• WHAT IS NEEDED
All of the material below is to be restated word for word, apart from the pictures.

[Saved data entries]
============================================================
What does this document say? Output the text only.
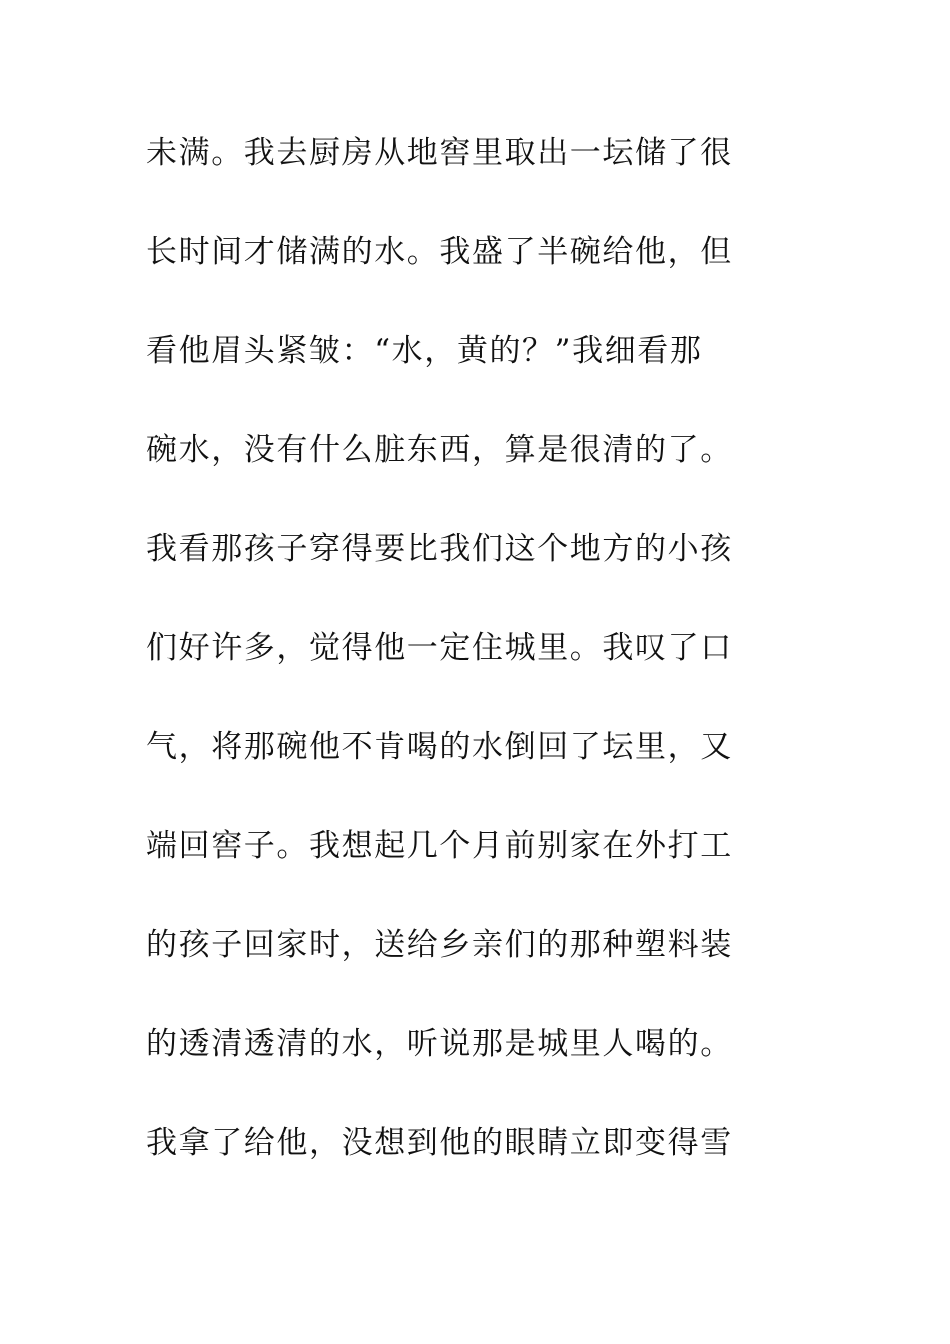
未满。我去厨房从地窖里取出一坛储了很
长时间才储满的水。我盛了半碗给他，但
看他眉头紧皱：“水，黄的？”我细看那
碗水，没有什么脏东西，算是很清的了。
我看那孩子穿得要比我们这个地方的小孩
们好许多，觉得他一定住城里。我叹了口
气，将那碗他不肯喝的水倒回了坛里，又
端回窖子。我想起几个月前别家在外打工
的孩子回家时，送给乡亲们的那种塑料装
的透清透清的水，听说那是城里人喝的。
我拿了给他，没想到他的眼睛立即变得雪
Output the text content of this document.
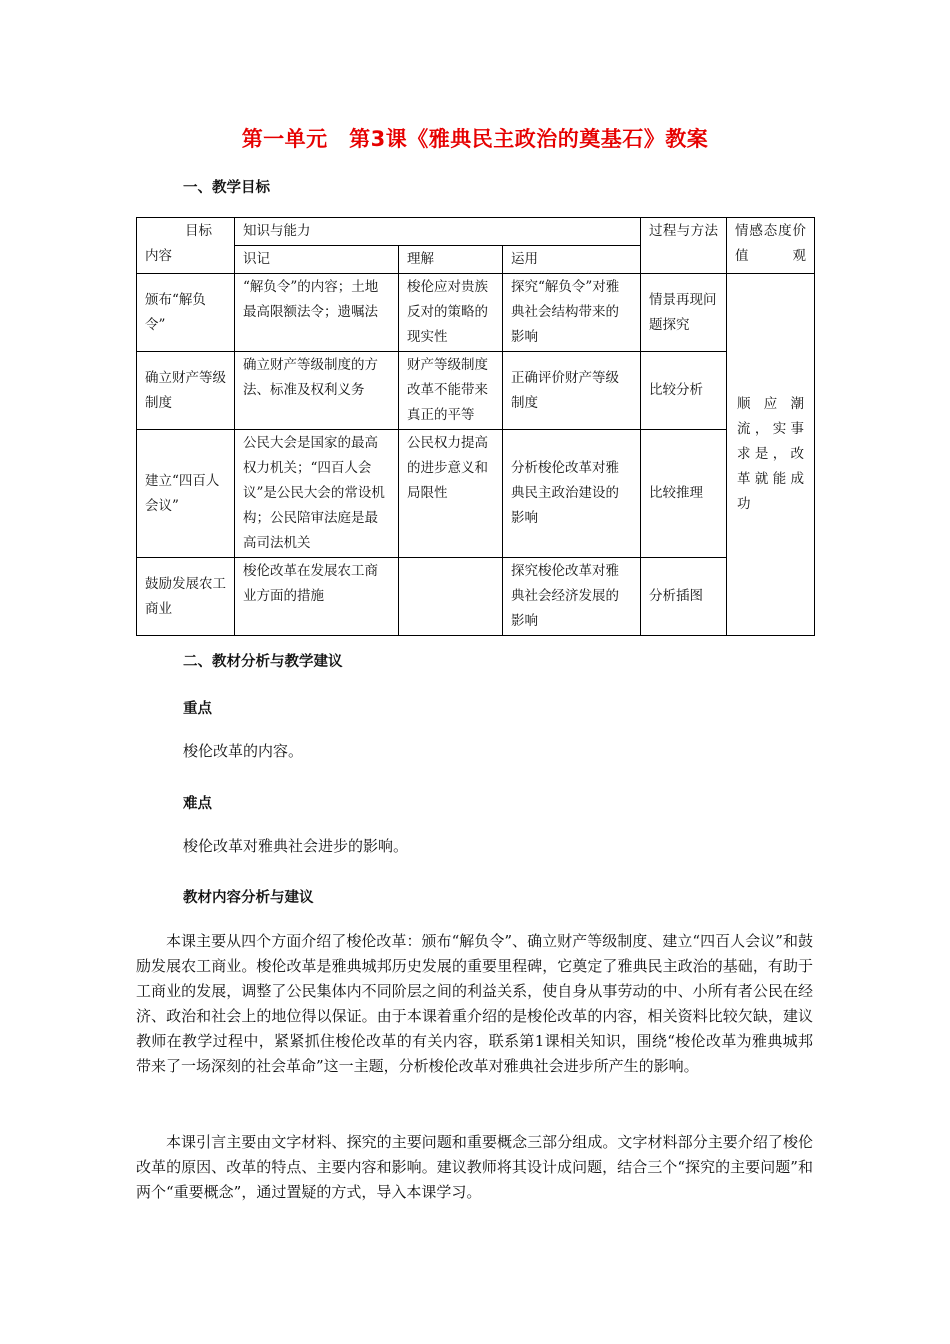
第一单元　第3课《雅典民主政治的奠基石》教案
一、教学目标
目标
内容	知识与能力			过程与方法	情感态度价值观
	识记	理解	运用		
颁布“解负令”	“解负令”的内容；土地最高限额法令；遗嘱法	梭伦应对贵族反对的策略的现实性	探究“解负令”对雅典社会结构带来的影响	情景再现问题探究	顺应潮流，实事求是，改革就能成功
确立财产等级制度	确立财产等级制度的方法、标准及权利义务	财产等级制度改革不能带来真正的平等	正确评价财产等级制度	比较分析	
建立“四百人会议”	公民大会是国家的最高权力机关；“四百人会议”是公民大会的常设机构；公民陪审法庭是最高司法机关	公民权力提高的进步意义和局限性	分析梭伦改革对雅典民主政治建设的影响	比较推理	
鼓励发展农工商业	梭伦改革在发展农工商业方面的措施		探究梭伦改革对雅典社会经济发展的影响	分析插图	
二、教材分析与教学建议
重点
梭伦改革的内容。
难点
梭伦改革对雅典社会进步的影响。
教材内容分析与建议
本课主要从四个方面介绍了梭伦改革：颁布“解负令”、确立财产等级制度、建立“四百人会议”和鼓励发展农工商业。梭伦改革是雅典城邦历史发展的重要里程碑，它奠定了雅典民主政治的基础，有助于工商业的发展，调整了公民集体内不同阶层之间的利益关系，使自身从事劳动的中、小所有者公民在经济、政治和社会上的地位得以保证。由于本课着重介绍的是梭伦改革的内容，相关资料比较欠缺，建议教师在教学过程中，紧紧抓住梭伦改革的有关内容，联系第1课相关知识，围绕“梭伦改革为雅典城邦带来了一场深刻的社会革命”这一主题，分析梭伦改革对雅典社会进步所产生的影响。
本课引言主要由文字材料、探究的主要问题和重要概念三部分组成。文字材料部分主要介绍了梭伦改革的原因、改革的特点、主要内容和影响。建议教师将其设计成问题，结合三个“探究的主要问题”和两个“重要概念”，通过置疑的方式，导入本课学习。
============================================================
• OUTPUT OF THE EXERCISE
What does this document say? Output the text only.
未满。我去厨房从地窖里取出一坛储了很
长时间才储满的水。我盛了半碗给他，但
看他眉头紧皱：“水，黄的？”我细看那
碗水，没有什么脏东西，算是很清的了。
我看那孩子穿得要比我们这个地方的小孩
们好许多，觉得他一定住城里。我叹了口
气，将那碗他不肯喝的水倒回了坛里，又
端回窖子。我想起几个月前别家在外打工
的孩子回家时，送给乡亲们的那种塑料装
的透清透清的水，听说那是城里人喝的。
我拿了给他，没想到他的眼睛立即变得雪
Output the text content of this document.
第一单元　第3课《雅典民主政治的奠基石》教案
一、教学目标
目标
内容	知识与能力			过程与方法	情感态度价值观
	识记	理解	运用		
颁布“解负令”	“解负令”的内容；土地最高限额法令；遗嘱法	梭伦应对贵族反对的策略的现实性	探究“解负令”对雅典社会结构带来的影响	情景再现问题探究	顺应潮流，实事求是，改革就能成功
确立财产等级制度	确立财产等级制度的方法、标准及权利义务	财产等级制度改革不能带来真正的平等	正确评价财产等级制度	比较分析	
建立“四百人会议”	公民大会是国家的最高权力机关；“四百人会议”是公民大会的常设机构；公民陪审法庭是最高司法机关	公民权力提高的进步意义和局限性	分析梭伦改革对雅典民主政治建设的影响	比较推理	
鼓励发展农工商业	梭伦改革在发展农工商业方面的措施		探究梭伦改革对雅典社会经济发展的影响	分析插图	
二、教材分析与教学建议
重点
梭伦改革的内容。
难点
梭伦改革对雅典社会进步的影响。
教材内容分析与建议
本课主要从四个方面介绍了梭伦改革：颁布“解负令”、确立财产等级制度、建立“四百人会议”和鼓励发展农工商业。梭伦改革是雅典城邦历史发展的重要里程碑，它奠定了雅典民主政治的基础，有助于工商业的发展，调整了公民集体内不同阶层之间的利益关系，使自身从事劳动的中、小所有者公民在经济、政治和社会上的地位得以保证。由于本课着重介绍的是梭伦改革的内容，相关资料比较欠缺，建议教师在教学过程中，紧紧抓住梭伦改革的有关内容，联系第1课相关知识，围绕“梭伦改革为雅典城邦带来了一场深刻的社会革命”这一主题，分析梭伦改革对雅典社会进步所产生的影响。
本课引言主要由文字材料、探究的主要问题和重要概念三部分组成。文字材料部分主要介绍了梭伦改革的原因、改革的特点、主要内容和影响。建议教师将其设计成问题，结合三个“探究的主要问题”和两个“重要概念”，通过置疑的方式，导入本课学习。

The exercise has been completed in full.